Exercise details → The records that follow are to be transcribed in full, without their images.

Raw records →
------------------------
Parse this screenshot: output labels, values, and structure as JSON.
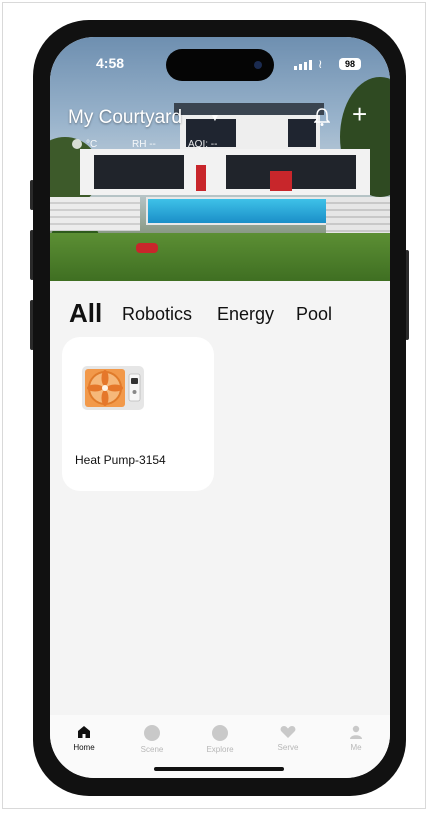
{
  "status_bar": {
    "time": "4:58",
    "battery": "98"
  },
  "header": {
    "home_name": "My Courtyard",
    "env_temp": "°C",
    "env_rh": "RH --",
    "env_aqi": "AQI: --"
  },
  "categories": {
    "active": "All",
    "items": [
      "All",
      "Robotics",
      "Energy",
      "Pool"
    ]
  },
  "devices": [
    {
      "name": "Heat Pump-3154",
      "icon": "heat-pump-icon"
    }
  ],
  "tab_bar": {
    "items": [
      {
        "label": "Home",
        "icon": "home-icon",
        "active": true
      },
      {
        "label": "Scene",
        "icon": "scene-icon",
        "active": false
      },
      {
        "label": "Explore",
        "icon": "explore-icon",
        "active": false
      },
      {
        "label": "Serve",
        "icon": "heart-icon",
        "active": false
      },
      {
        "label": "Me",
        "icon": "person-icon",
        "active": false
      }
    ]
  },
  "colors": {
    "accent": "#111111",
    "background": "#f4f4f4",
    "card": "#ffffff",
    "inactive": "#b7b7b7",
    "heat_pump_fan": "#f2994a"
  }
}
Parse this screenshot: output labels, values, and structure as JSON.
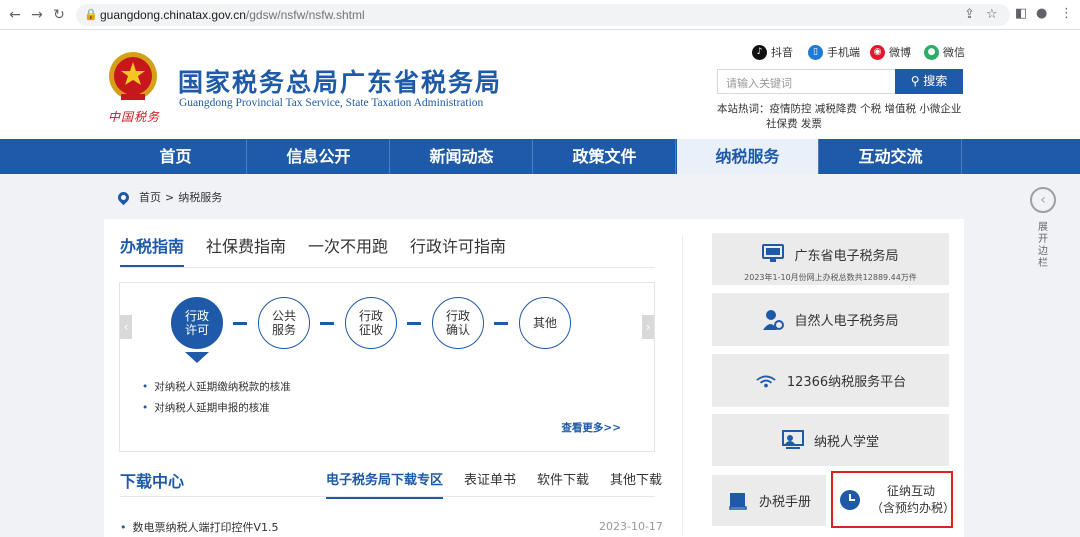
{
  "browser": {
    "url_host": "guangdong.chinatax.gov.cn",
    "url_path": "/gdsw/nsfw/nsfw.shtml"
  },
  "header": {
    "emblem_text": "中国税务",
    "title": "国家税务总局广东省税务局",
    "subtitle": "Guangdong Provincial Tax Service, State Taxation Administration",
    "social": [
      {
        "label": "抖音",
        "icon": "tiktok-icon",
        "color": "#111111"
      },
      {
        "label": "手机端",
        "icon": "mobile-icon",
        "color": "#1f7ad6"
      },
      {
        "label": "微博",
        "icon": "weibo-icon",
        "color": "#e6162d"
      },
      {
        "label": "微信",
        "icon": "wechat-icon",
        "color": "#2aae67"
      }
    ],
    "search": {
      "placeholder": "请输入关键词",
      "button": "搜索"
    },
    "hot": {
      "label": "本站热词：",
      "words_line1": "疫情防控 减税降费 个税 增值税 小微企业",
      "words_line2": "社保费 发票"
    }
  },
  "nav": {
    "items": [
      "首页",
      "信息公开",
      "新闻动态",
      "政策文件",
      "纳税服务",
      "互动交流"
    ],
    "active_index": 4
  },
  "breadcrumb": {
    "home": "首页",
    "sep": ">",
    "current": "纳税服务"
  },
  "side": {
    "expand_text": "展开边栏"
  },
  "guide": {
    "tabs": [
      "办税指南",
      "社保费指南",
      "一次不用跑",
      "行政许可指南"
    ],
    "flow": [
      "行政许可",
      "公共服务",
      "行政征收",
      "行政确认",
      "其他"
    ],
    "items": [
      "对纳税人延期缴纳税款的核准",
      "对纳税人延期申报的核准"
    ],
    "more": "查看更多>>"
  },
  "download": {
    "title": "下载中心",
    "tabs": [
      "电子税务局下载专区",
      "表证单书",
      "软件下载",
      "其他下载"
    ],
    "item": "数电票纳税人端打印控件V1.5",
    "date": "2023-10-17"
  },
  "services": {
    "etax": {
      "label": "广东省电子税务局",
      "sub": "2023年1-10月份网上办税总数共12889.44万件"
    },
    "natural": {
      "label": "自然人电子税务局"
    },
    "hotline": {
      "label": "12366纳税服务平台"
    },
    "school": {
      "label": "纳税人学堂"
    },
    "manual": {
      "label": "办税手册"
    },
    "interact": {
      "label_line1": "征纳互动",
      "label_line2": "（含预约办税）"
    }
  },
  "colors": {
    "brand": "#1f5aa8",
    "highlight": "#e02020"
  }
}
------------------------
Exercise response →
Parse this screenshot: output labels, values, and structure as JSON.
{
  "status_bar": {
    "time": "4:58",
    "battery": "98"
  },
  "header": {
    "home_name": "My Courtyard",
    "env_temp": "°C",
    "env_rh": "RH --",
    "env_aqi": "AQI: --"
  },
  "categories": {
    "active": "All",
    "items": [
      "All",
      "Robotics",
      "Energy",
      "Pool"
    ]
  },
  "devices": [
    {
      "name": "Heat Pump-3154",
      "icon": "heat-pump-icon"
    }
  ],
  "tab_bar": {
    "items": [
      {
        "label": "Home",
        "icon": "home-icon",
        "active": true
      },
      {
        "label": "Scene",
        "icon": "scene-icon",
        "active": false
      },
      {
        "label": "Explore",
        "icon": "explore-icon",
        "active": false
      },
      {
        "label": "Serve",
        "icon": "heart-icon",
        "active": false
      },
      {
        "label": "Me",
        "icon": "person-icon",
        "active": false
      }
    ]
  },
  "colors": {
    "accent": "#111111",
    "background": "#f4f4f4",
    "card": "#ffffff",
    "inactive": "#b7b7b7",
    "heat_pump_fan": "#f2994a"
  }
}
Parse this screenshot: output labels, values, and structure as JSON.
{
  "browser": {
    "url_host": "guangdong.chinatax.gov.cn",
    "url_path": "/gdsw/nsfw/nsfw.shtml"
  },
  "header": {
    "emblem_text": "中国税务",
    "title": "国家税务总局广东省税务局",
    "subtitle": "Guangdong Provincial Tax Service, State Taxation Administration",
    "social": [
      {
        "label": "抖音",
        "icon": "tiktok-icon",
        "color": "#111111"
      },
      {
        "label": "手机端",
        "icon": "mobile-icon",
        "color": "#1f7ad6"
      },
      {
        "label": "微博",
        "icon": "weibo-icon",
        "color": "#e6162d"
      },
      {
        "label": "微信",
        "icon": "wechat-icon",
        "color": "#2aae67"
      }
    ],
    "search": {
      "placeholder": "请输入关键词",
      "button": "搜索"
    },
    "hot": {
      "label": "本站热词：",
      "words_line1": "疫情防控 减税降费 个税 增值税 小微企业",
      "words_line2": "社保费 发票"
    }
  },
  "nav": {
    "items": [
      "首页",
      "信息公开",
      "新闻动态",
      "政策文件",
      "纳税服务",
      "互动交流"
    ],
    "active_index": 4
  },
  "breadcrumb": {
    "home": "首页",
    "sep": ">",
    "current": "纳税服务"
  },
  "side": {
    "expand_text": "展开边栏"
  },
  "guide": {
    "tabs": [
      "办税指南",
      "社保费指南",
      "一次不用跑",
      "行政许可指南"
    ],
    "flow": [
      "行政许可",
      "公共服务",
      "行政征收",
      "行政确认",
      "其他"
    ],
    "items": [
      "对纳税人延期缴纳税款的核准",
      "对纳税人延期申报的核准"
    ],
    "more": "查看更多>>"
  },
  "download": {
    "title": "下载中心",
    "tabs": [
      "电子税务局下载专区",
      "表证单书",
      "软件下载",
      "其他下载"
    ],
    "item": "数电票纳税人端打印控件V1.5",
    "date": "2023-10-17"
  },
  "services": {
    "etax": {
      "label": "广东省电子税务局",
      "sub": "2023年1-10月份网上办税总数共12889.44万件"
    },
    "natural": {
      "label": "自然人电子税务局"
    },
    "hotline": {
      "label": "12366纳税服务平台"
    },
    "school": {
      "label": "纳税人学堂"
    },
    "manual": {
      "label": "办税手册"
    },
    "interact": {
      "label_line1": "征纳互动",
      "label_line2": "（含预约办税）"
    }
  },
  "colors": {
    "brand": "#1f5aa8",
    "highlight": "#e02020"
  }
}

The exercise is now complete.